--- TEKS YANG DIBERIKAN ---

Obrolan Waroeng Kopi - Ngopi santai sambil ngobrolin aksi walk out yang dilakukan Refly Harun dan kawan-kawan di forum Komisi Reformasi Polri minggu lalu? Wah, rasanya perlu disimak karena ada sisi menarik di balik sikap tegas ini.
Jadi ceritanya, di tengah audiensi Komisi Reformasi Polri, tiba-tiba suasana jadi panas dan seru ketika Refly Harun, Roy Suryo, dan beberapa aktivis lainnya memutuskan untuk walk out alias meninggalkan ruang rapat. Keputusannya itu bukan asal cabut, tapi bentuk solidaritas lantaran ada beberapa pihak yang dilarang berbicara dan perubahan aturan forum yang nggak sesuai kesepakatan awal. Intinya, mereka bilang “Ini gak fair, kami nggak bisa ikut ngomong, mending kita keluar aja!”

--- DATA YANG DIBERIKAN ---

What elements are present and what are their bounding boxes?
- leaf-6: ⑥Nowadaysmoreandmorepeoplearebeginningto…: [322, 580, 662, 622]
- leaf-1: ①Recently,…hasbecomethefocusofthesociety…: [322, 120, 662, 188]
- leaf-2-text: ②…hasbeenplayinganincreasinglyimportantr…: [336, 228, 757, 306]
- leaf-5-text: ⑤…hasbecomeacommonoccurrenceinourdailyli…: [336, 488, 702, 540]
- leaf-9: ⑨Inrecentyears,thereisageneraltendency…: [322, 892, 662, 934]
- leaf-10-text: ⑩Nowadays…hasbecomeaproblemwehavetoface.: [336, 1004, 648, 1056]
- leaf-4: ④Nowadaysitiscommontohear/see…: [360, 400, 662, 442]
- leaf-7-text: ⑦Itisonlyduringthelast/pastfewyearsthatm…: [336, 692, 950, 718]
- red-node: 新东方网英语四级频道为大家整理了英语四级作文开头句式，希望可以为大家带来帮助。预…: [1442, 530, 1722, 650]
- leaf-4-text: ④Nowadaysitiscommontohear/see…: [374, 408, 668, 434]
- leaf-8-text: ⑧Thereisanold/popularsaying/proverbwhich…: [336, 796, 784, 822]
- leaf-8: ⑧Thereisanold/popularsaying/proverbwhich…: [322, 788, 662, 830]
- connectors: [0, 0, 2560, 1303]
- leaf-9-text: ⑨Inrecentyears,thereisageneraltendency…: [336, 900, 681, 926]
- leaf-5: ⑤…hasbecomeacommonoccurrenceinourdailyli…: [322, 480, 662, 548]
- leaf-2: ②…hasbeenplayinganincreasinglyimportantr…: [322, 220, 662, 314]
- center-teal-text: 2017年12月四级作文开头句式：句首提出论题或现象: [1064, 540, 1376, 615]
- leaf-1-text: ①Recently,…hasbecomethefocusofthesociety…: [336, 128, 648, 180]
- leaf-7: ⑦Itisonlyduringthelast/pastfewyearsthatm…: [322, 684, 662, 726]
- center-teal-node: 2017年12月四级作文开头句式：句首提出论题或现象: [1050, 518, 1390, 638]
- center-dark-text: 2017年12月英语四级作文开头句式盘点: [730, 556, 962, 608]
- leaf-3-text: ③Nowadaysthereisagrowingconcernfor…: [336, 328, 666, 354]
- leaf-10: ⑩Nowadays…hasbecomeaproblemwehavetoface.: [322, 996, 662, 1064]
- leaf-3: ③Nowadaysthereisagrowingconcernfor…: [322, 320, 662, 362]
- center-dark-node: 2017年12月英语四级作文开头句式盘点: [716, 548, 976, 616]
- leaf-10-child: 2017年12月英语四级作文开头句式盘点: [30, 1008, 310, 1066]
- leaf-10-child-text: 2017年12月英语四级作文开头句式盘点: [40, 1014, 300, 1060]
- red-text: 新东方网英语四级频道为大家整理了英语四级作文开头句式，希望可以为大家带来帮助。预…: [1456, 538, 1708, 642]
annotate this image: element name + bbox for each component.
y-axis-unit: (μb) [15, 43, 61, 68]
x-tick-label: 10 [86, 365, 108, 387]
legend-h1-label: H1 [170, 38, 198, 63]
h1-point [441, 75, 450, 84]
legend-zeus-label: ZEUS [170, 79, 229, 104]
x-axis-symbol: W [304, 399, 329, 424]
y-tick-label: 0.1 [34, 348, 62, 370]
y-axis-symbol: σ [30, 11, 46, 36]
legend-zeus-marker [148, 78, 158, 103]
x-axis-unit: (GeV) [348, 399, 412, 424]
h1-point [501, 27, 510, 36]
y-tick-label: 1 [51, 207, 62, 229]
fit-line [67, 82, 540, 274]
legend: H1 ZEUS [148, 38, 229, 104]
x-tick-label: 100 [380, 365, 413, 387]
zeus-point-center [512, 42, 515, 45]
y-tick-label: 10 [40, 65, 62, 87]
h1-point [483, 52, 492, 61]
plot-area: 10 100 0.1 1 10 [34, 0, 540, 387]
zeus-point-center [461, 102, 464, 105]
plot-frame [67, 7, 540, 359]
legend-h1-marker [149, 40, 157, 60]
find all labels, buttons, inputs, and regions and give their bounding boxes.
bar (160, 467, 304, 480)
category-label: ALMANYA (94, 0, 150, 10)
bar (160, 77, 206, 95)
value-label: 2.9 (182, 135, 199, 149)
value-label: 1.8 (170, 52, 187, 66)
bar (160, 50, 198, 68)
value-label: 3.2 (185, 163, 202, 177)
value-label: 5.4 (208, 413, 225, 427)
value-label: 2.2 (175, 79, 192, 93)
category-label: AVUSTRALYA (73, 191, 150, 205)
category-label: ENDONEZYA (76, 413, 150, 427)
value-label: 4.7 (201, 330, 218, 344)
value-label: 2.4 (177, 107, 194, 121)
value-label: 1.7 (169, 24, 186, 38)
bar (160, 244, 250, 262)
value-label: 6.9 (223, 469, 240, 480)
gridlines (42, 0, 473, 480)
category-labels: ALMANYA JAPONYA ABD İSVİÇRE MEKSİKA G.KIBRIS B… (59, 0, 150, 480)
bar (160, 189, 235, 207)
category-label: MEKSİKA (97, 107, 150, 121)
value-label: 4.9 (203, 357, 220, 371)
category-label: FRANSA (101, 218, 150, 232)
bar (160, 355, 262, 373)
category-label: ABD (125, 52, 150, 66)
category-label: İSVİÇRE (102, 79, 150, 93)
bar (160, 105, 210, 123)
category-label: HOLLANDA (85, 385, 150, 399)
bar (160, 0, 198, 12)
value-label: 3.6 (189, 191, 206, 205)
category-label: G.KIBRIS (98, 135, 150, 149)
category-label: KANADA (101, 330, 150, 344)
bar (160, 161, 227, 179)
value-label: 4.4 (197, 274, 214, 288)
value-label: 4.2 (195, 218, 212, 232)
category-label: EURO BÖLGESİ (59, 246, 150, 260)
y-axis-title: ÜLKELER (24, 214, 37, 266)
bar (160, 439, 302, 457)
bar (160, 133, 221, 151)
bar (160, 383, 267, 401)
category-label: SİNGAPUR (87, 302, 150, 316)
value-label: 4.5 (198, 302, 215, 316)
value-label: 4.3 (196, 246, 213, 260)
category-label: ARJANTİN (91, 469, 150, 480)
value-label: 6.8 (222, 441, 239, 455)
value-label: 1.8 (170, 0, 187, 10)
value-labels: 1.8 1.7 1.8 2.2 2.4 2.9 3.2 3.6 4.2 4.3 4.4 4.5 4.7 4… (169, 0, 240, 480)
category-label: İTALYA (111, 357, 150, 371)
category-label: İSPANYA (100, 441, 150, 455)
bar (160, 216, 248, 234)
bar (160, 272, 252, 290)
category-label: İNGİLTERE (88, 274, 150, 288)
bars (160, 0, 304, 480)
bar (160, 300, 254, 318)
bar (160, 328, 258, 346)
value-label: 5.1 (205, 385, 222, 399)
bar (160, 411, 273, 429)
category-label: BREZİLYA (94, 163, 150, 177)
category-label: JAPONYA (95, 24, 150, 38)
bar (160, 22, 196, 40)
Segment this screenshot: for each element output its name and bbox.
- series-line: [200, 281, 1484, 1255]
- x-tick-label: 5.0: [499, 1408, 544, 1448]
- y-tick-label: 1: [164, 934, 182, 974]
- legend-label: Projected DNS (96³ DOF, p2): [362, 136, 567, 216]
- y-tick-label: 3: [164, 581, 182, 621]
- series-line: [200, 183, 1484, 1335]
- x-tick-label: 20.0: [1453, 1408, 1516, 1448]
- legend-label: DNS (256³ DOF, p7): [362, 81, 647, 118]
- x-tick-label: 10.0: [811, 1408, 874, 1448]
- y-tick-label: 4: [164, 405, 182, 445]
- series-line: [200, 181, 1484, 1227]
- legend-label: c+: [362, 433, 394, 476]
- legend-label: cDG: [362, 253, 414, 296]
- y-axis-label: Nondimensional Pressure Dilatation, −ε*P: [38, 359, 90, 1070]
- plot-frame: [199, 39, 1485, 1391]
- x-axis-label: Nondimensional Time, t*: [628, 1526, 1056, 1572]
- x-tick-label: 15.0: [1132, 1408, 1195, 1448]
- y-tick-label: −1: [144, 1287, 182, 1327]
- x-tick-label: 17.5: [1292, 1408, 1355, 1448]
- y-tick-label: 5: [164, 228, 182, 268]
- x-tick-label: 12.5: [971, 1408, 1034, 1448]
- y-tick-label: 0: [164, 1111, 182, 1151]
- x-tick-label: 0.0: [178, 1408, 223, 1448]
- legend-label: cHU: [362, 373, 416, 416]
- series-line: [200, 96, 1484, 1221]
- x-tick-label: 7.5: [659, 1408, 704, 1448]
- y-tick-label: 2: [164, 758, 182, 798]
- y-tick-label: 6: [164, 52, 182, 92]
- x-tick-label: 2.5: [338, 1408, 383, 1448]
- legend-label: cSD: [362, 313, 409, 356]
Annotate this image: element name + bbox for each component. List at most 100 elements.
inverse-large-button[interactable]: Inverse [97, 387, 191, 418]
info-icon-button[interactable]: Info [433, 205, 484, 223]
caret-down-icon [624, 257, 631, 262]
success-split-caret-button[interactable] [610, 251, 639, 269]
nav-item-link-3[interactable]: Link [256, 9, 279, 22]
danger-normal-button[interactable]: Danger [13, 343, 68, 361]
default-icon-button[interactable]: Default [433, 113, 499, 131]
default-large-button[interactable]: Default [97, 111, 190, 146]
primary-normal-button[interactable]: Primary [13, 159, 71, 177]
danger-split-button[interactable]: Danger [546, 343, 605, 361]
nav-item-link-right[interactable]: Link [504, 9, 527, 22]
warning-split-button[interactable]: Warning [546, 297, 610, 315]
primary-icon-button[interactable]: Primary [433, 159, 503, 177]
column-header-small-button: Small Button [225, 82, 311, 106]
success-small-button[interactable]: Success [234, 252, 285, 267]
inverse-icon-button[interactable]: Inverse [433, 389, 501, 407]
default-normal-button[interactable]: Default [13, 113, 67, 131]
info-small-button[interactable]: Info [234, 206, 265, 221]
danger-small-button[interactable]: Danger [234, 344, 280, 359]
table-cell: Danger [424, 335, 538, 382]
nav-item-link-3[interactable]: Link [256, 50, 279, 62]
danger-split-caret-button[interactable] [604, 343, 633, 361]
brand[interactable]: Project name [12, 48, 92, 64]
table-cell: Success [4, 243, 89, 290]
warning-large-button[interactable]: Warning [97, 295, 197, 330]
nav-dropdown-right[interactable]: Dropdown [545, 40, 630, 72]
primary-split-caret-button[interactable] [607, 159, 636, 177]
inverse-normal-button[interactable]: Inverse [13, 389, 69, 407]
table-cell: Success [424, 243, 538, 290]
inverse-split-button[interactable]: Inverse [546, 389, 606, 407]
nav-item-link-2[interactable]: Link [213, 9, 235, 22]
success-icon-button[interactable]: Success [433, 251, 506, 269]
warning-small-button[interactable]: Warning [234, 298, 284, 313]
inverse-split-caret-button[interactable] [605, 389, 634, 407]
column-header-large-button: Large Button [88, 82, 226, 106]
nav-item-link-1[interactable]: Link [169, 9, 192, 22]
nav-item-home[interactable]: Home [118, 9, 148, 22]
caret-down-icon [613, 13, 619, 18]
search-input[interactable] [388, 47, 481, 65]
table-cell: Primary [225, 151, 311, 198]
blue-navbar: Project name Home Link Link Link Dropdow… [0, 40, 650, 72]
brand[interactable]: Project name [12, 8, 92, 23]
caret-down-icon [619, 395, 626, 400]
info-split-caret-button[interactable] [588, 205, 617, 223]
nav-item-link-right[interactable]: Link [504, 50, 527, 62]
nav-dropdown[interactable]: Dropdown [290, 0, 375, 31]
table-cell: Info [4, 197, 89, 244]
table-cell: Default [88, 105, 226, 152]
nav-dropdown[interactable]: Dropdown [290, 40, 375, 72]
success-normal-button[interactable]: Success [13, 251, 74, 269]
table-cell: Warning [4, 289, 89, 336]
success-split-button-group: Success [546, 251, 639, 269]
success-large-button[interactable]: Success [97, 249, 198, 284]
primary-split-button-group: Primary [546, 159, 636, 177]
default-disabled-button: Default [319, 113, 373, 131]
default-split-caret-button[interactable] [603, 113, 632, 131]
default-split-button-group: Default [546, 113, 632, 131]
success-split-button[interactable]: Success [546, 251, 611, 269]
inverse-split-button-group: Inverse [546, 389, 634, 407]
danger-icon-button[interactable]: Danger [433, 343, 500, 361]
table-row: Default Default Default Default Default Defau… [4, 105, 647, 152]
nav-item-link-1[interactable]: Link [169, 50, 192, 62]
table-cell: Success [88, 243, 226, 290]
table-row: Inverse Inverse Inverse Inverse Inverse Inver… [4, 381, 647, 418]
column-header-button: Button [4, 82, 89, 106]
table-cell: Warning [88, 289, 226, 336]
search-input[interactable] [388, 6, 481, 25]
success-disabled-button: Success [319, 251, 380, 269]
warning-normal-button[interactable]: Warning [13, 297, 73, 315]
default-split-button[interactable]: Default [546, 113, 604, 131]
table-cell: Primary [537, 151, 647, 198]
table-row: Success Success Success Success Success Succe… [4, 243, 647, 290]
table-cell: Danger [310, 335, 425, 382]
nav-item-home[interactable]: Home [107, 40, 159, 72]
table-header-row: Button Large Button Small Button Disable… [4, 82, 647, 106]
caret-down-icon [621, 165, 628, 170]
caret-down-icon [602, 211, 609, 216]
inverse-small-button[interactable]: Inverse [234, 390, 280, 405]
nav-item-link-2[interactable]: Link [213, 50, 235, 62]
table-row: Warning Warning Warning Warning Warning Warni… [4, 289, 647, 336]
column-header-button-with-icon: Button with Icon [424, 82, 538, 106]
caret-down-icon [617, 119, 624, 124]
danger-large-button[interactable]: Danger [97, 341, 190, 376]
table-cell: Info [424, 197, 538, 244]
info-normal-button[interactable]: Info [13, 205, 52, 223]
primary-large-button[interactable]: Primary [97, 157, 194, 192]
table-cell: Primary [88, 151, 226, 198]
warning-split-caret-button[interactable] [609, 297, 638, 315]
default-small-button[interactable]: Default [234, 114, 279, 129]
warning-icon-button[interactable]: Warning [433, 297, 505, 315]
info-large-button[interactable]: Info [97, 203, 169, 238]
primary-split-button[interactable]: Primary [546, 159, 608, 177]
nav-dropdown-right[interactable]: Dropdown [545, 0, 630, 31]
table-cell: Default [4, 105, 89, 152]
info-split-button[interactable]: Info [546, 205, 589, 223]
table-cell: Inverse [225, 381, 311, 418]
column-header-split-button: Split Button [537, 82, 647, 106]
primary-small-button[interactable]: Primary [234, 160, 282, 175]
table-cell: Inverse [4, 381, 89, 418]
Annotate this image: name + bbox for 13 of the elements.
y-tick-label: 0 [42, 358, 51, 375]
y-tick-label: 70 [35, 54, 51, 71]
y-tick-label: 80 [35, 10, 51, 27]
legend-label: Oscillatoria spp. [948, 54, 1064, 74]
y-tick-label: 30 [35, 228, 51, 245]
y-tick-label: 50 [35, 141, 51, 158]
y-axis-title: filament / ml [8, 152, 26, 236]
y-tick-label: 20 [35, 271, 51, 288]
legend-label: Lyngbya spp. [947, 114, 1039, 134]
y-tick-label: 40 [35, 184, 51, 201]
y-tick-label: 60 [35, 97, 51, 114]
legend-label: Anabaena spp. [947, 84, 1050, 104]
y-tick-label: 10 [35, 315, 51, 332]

---

* [RUMUSAN SOAL]: Menurut teks tentang aksi walk out di forum Komisi Reformasi Polri, siapa saja yang memutuskan meninggalkan ruang rapat? Sebutkan semuanya.

* [JAWABAN LATIHAN]: Refly Harun, Roy Suryo, dan beberapa aktivis lainnya.